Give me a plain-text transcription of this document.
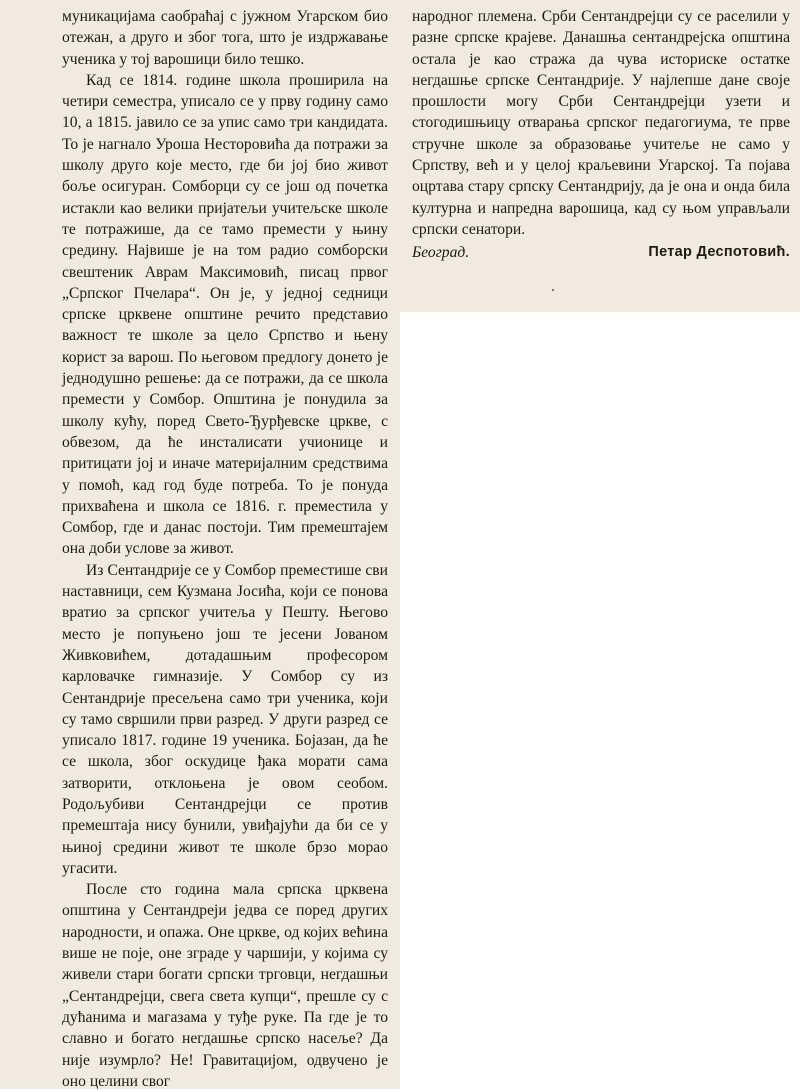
муникацијама саобраћај с јужном Угарском био отежан, а друго и због тога, што је издржавање ученика у тој варошици било тешко.

Кад се 1814. године школа проширила на четири семестра, уписало се у прву годину само 10, а 1815. јавило се за упис само три кандидата. То је нагнало Уроша Несторовића да потражи за школу друго које место, где би јој био живот боље осигуран. Сомборци су се још од почетка истакли као велики пријатељи учитељске школе те потражише, да се тамо премести у њину средину. Највише је на том радио сомборски свештеник Аврам Максимовић, писац првог „Српског Пчелара“. Он је, у једној седници српске црквене општине речито представио важност те школе за цело Српство и њену корист за варош. По његовом предлогу донето је једнодушно решење: да се потражи, да се школа премести у Сомбор. Општина је понудила за школу кућу, поред Свето-Ђурђевске цркве, с обвезом, да ће инсталисати учионице и притицати јој и иначе материјалним средствима у помоћ, кад год буде потреба. То је понуда прихваћена и школа се 1816. г. преместила у Сомбор, где и данас постоји. Тим премештајем она доби услове за живот.

Из Сентандрије се у Сомбор преместише сви наставници, сем Кузмана Јосића, који се понова вратио за српског учитеља у Пешту. Његово место је попуњено још те јесени Јованом Живковићем, дотадашњим професором карловачке гимназије. У Сомбор су из Сентандрије пресељена само три ученика, који су тамо свршили први разред. У други разред се уписало 1817. године 19 ученика. Бојазан, да ће се школа, због оскудице ђака морати сама затворити, отклоњена је овом сеобом. Родољубиви Сентандрејци се против премештаја нису бунили, увиђајући да би се у њиној средини живот те школе брзо морао угасити.

После сто година мала српска црквена општина у Сентандреји једва се поред других народности, и опажа. Оне цркве, од којих већина више не поје, оне зграде у чаршији, у којима су живели стари богати српски трговци, негдашњи „Сентандрејци, свега света купци“, прешле су с дућанима и магазама у туђе руке. Па где је то славно и богато негдашње српско насеље? Да није изумрло? Не! Гравитацијом, одвучено је оно целини свог

народног племена. Срби Сентандрејци су се раселили у разне српске крајеве. Данашња сентандрејска општина остала је као стража да чува историске остатке негдашње српске Сентандрије. У најлепше дане своје прошлости могу Срби Сентандрејци узети и стогодишњицу отварања српског педагогиума, те прве стручне школе за образовање учитеље не само у Српству, већ и у целој краљевини Угарској. Та појава оцртава стару српску Сентандрију, да је она и онда била културна и напредна варошица, кад су њом управљали српски сенатори.

Београд.	Петар Деспотовић.
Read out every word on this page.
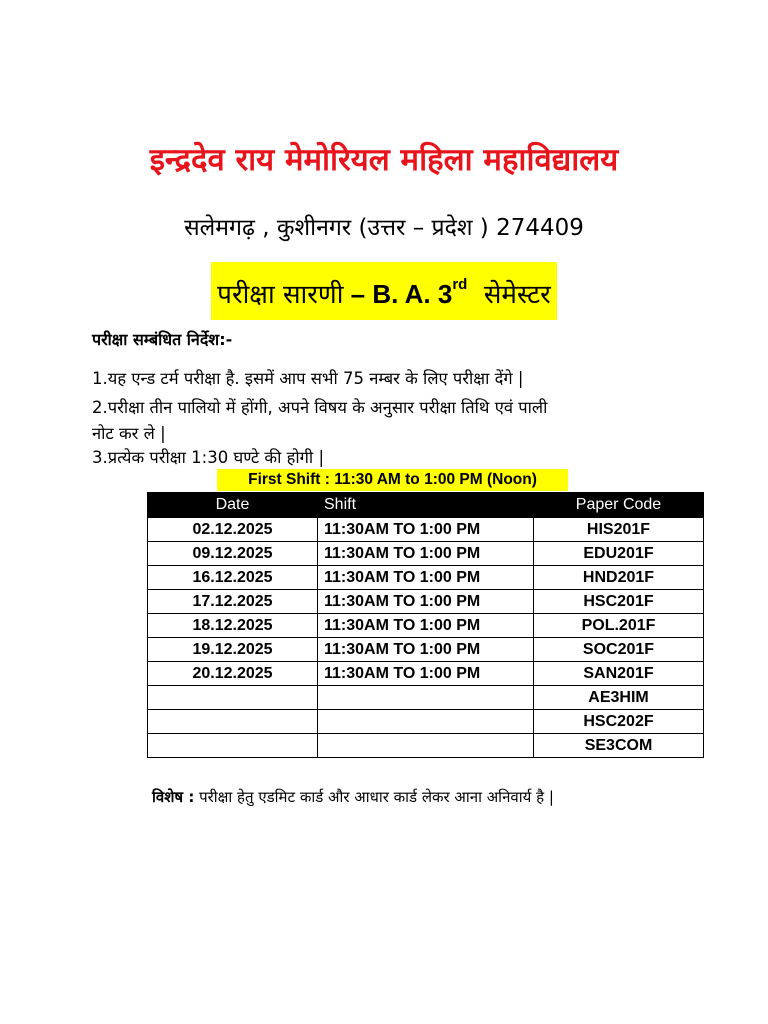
इन्द्रदेव राय मेमोरियल महिला महाविद्यालय
सलेमगढ़ , कुशीनगर (उत्तर – प्रदेश ) 274409
परीक्षा सारणी – B. A. 3rd सेमेस्टर
परीक्षा सम्बंधित निर्देश:-
1.यह एन्ड टर्म परीक्षा है. इसमें आप सभी 75 नम्बर के लिए परीक्षा देंगे |
2.परीक्षा तीन पालियो में होंगी, अपने विषय के अनुसार परीक्षा तिथि एवं पाली
नोट कर ले |
3.प्रत्येक परीक्षा 1:30 घण्टे की होगी |
First Shift : 11:30 AM to 1:00 PM (Noon)
Date	Shift	Paper Code
02.12.2025	11:30AM TO 1:00 PM	HIS201F
09.12.2025	11:30AM TO 1:00 PM	EDU201F
16.12.2025	11:30AM TO 1:00 PM	HND201F
17.12.2025	11:30AM TO 1:00 PM	HSC201F
18.12.2025	11:30AM TO 1:00 PM	POL.201F
19.12.2025	11:30AM TO 1:00 PM	SOC201F
20.12.2025	11:30AM TO 1:00 PM	SAN201F
		AE3HIM
		HSC202F
		SE3COM
विशेष : परीक्षा हेतु एडमिट कार्ड और आधार कार्ड लेकर आना अनिवार्य है |
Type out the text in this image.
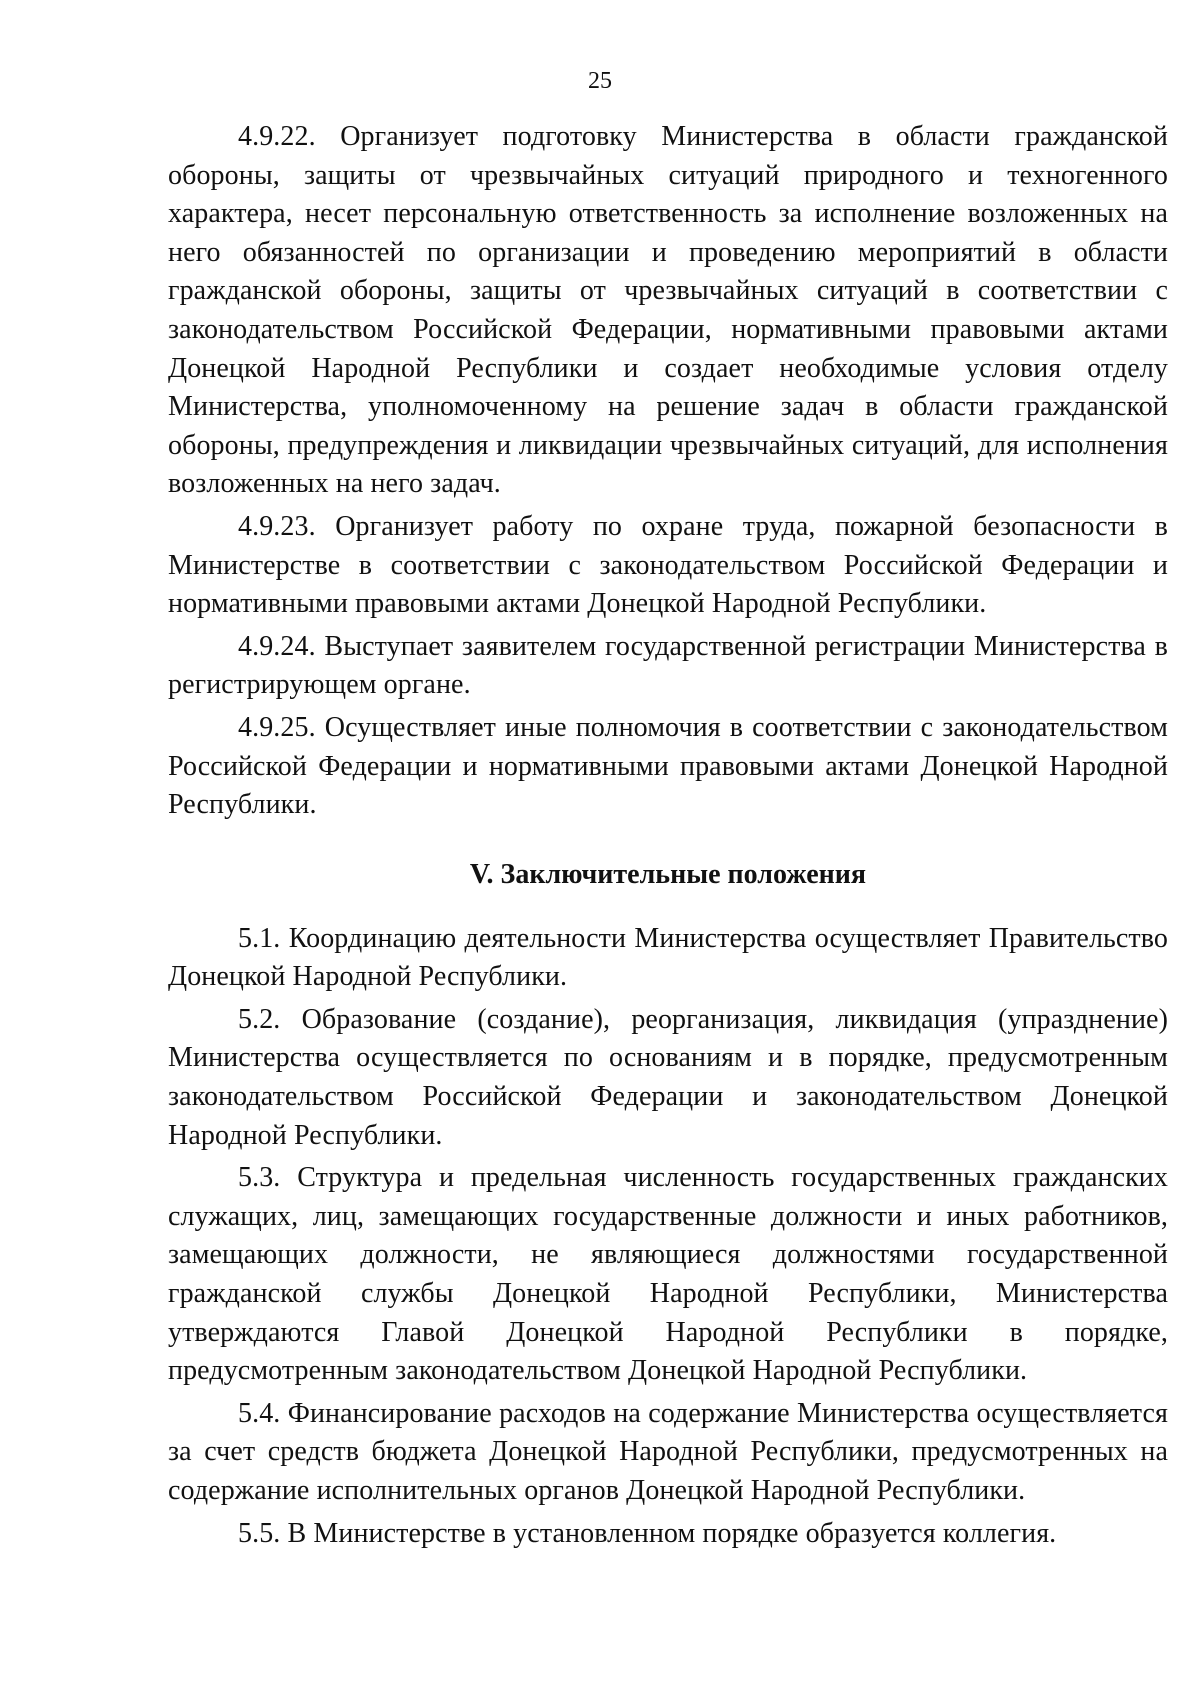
25

4.9.22. Организует подготовку Министерства в области гражданской обороны, защиты от чрезвычайных ситуаций природного и техногенного характера, несет персональную ответственность за исполнение возложенных на него обязанностей по организации и проведению мероприятий в области гражданской обороны, защиты от чрезвычайных ситуаций в соответствии с законодательством Российской Федерации, нормативными правовыми актами Донецкой Народной Республики и создает необходимые условия отделу Министерства, уполномоченному на решение задач в области гражданской обороны, предупреждения и ликвидации чрезвычайных ситуаций, для исполнения возложенных на него задач.

4.9.23. Организует работу по охране труда, пожарной безопасности в Министерстве в соответствии с законодательством Российской Федерации и нормативными правовыми актами Донецкой Народной Республики.

4.9.24. Выступает заявителем государственной регистрации Министерства в регистрирующем органе.

4.9.25. Осуществляет иные полномочия в соответствии с законодательством Российской Федерации и нормативными правовыми актами Донецкой Народной Республики.

V. Заключительные положения

5.1. Координацию деятельности Министерства осуществляет Правительство Донецкой Народной Республики.

5.2. Образование (создание), реорганизация, ликвидация (упразднение) Министерства осуществляется по основаниям и в порядке, предусмотренным законодательством Российской Федерации и законодательством Донецкой Народной Республики.

5.3. Структура и предельная численность государственных гражданских служащих, лиц, замещающих государственные должности и иных работников, замещающих должности, не являющиеся должностями государственной гражданской службы Донецкой Народной Республики, Министерства утверждаются Главой Донецкой Народной Республики в порядке, предусмотренным законодательством Донецкой Народной Республики.

5.4. Финансирование расходов на содержание Министерства осуществляется за счет средств бюджета Донецкой Народной Республики, предусмотренных на содержание исполнительных органов Донецкой Народной Республики.

5.5. В Министерстве в установленном порядке образуется коллегия.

Goal: Set down the material above as is, without any pictures.

Finished exercise:
Give me a plain-text transcription of this document.
муникацијама саобраћај с јужном Угарском био отежан, а друго и због тога, што је издржавање ученика у тој варошици било тешко.

Кад се 1814. године школа проширила на четири семестра, уписало се у прву годину само 10, а 1815. јавило се за упис само три кандидата. То је нагнало Уроша Несторовића да потражи за школу друго које место, где би јој био живот боље осигуран. Сомборци су се још од почетка истакли као велики пријатељи учитељске школе те потражише, да се тамо премести у њину средину. Највише је на том радио сомборски свештеник Аврам Максимовић, писац првог „Српског Пчелара“. Он је, у једној седници српске црквене општине речито представио важност те школе за цело Српство и њену корист за варош. По његовом предлогу донето је једнодушно решење: да се потражи, да се школа премести у Сомбор. Општина је понудила за школу кућу, поред Свето-Ђурђевске цркве, с обвезом, да ће инсталисати учионице и притицати јој и иначе материјалним средствима у помоћ, кад год буде потреба. То је понуда прихваћена и школа се 1816. г. преместила у Сомбор, где и данас постоји. Тим премештајем она доби услове за живот.

Из Сентандрије се у Сомбор преместише сви наставници, сем Кузмана Јосића, који се понова вратио за српског учитеља у Пешту. Његово место је попуњено још те јесени Јованом Живковићем, дотадашњим професором карловачке гимназије. У Сомбор су из Сентандрије пресељена само три ученика, који су тамо свршили први разред. У други разред се уписало 1817. године 19 ученика. Бојазан, да ће се школа, због оскудице ђака морати сама затворити, отклоњена је овом сеобом. Родољубиви Сентандрејци се против премештаја нису бунили, увиђајући да би се у њиној средини живот те школе брзо морао угасити.

После сто година мала српска црквена општина у Сентандреји једва се поред других народности, и опажа. Оне цркве, од којих већина више не поје, оне зграде у чаршији, у којима су живели стари богати српски трговци, негдашњи „Сентандрејци, свега света купци“, прешле су с дућанима и магазама у туђе руке. Па где је то славно и богато негдашње српско насеље? Да није изумрло? Не! Гравитацијом, одвучено је оно целини свог

народног племена. Срби Сентандрејци су се раселили у разне српске крајеве. Данашња сентандрејска општина остала је као стража да чува историске остатке негдашње српске Сентандрије. У најлепше дане своје прошлости могу Срби Сентандрејци узети и стогодишњицу отварања српског педагогиума, те прве стручне школе за образовање учитеље не само у Српству, већ и у целој краљевини Угарској. Та појава оцртава стару српску Сентандрију, да је она и онда била културна и напредна варошица, кад су њом управљали српски сенатори.

Београд.	Петар Деспотовић.
Read out every word on this page.
इन्द्रदेव राय मेमोरियल महिला महाविद्यालय
सलेमगढ़ , कुशीनगर (उत्तर – प्रदेश ) 274409
परीक्षा सारणी – B. A. 3rd सेमेस्टर
परीक्षा सम्बंधित निर्देश:-
1.यह एन्ड टर्म परीक्षा है. इसमें आप सभी 75 नम्बर के लिए परीक्षा देंगे |
2.परीक्षा तीन पालियो में होंगी, अपने विषय के अनुसार परीक्षा तिथि एवं पाली
नोट कर ले |
3.प्रत्येक परीक्षा 1:30 घण्टे की होगी |
First Shift : 11:30 AM to 1:00 PM (Noon)
Date	Shift	Paper Code
02.12.2025	11:30AM TO 1:00 PM	HIS201F
09.12.2025	11:30AM TO 1:00 PM	EDU201F
16.12.2025	11:30AM TO 1:00 PM	HND201F
17.12.2025	11:30AM TO 1:00 PM	HSC201F
18.12.2025	11:30AM TO 1:00 PM	POL.201F
19.12.2025	11:30AM TO 1:00 PM	SOC201F
20.12.2025	11:30AM TO 1:00 PM	SAN201F
		AE3HIM
		HSC202F
		SE3COM
विशेष : परीक्षा हेतु एडमिट कार्ड और आधार कार्ड लेकर आना अनिवार्य है |
Type out the text in this image.
25

4.9.22. Организует подготовку Министерства в области гражданской обороны, защиты от чрезвычайных ситуаций природного и техногенного характера, несет персональную ответственность за исполнение возложенных на него обязанностей по организации и проведению мероприятий в области гражданской обороны, защиты от чрезвычайных ситуаций в соответствии с законодательством Российской Федерации, нормативными правовыми актами Донецкой Народной Республики и создает необходимые условия отделу Министерства, уполномоченному на решение задач в области гражданской обороны, предупреждения и ликвидации чрезвычайных ситуаций, для исполнения возложенных на него задач.

4.9.23. Организует работу по охране труда, пожарной безопасности в Министерстве в соответствии с законодательством Российской Федерации и нормативными правовыми актами Донецкой Народной Республики.

4.9.24. Выступает заявителем государственной регистрации Министерства в регистрирующем органе.

4.9.25. Осуществляет иные полномочия в соответствии с законодательством Российской Федерации и нормативными правовыми актами Донецкой Народной Республики.

V. Заключительные положения

5.1. Координацию деятельности Министерства осуществляет Правительство Донецкой Народной Республики.

5.2. Образование (создание), реорганизация, ликвидация (упразднение) Министерства осуществляется по основаниям и в порядке, предусмотренным законодательством Российской Федерации и законодательством Донецкой Народной Республики.

5.3. Структура и предельная численность государственных гражданских служащих, лиц, замещающих государственные должности и иных работников, замещающих должности, не являющиеся должностями государственной гражданской службы Донецкой Народной Республики, Министерства утверждаются Главой Донецкой Народной Республики в порядке, предусмотренным законодательством Донецкой Народной Республики.

5.4. Финансирование расходов на содержание Министерства осуществляется за счет средств бюджета Донецкой Народной Республики, предусмотренных на содержание исполнительных органов Донецкой Народной Республики.

5.5. В Министерстве в установленном порядке образуется коллегия.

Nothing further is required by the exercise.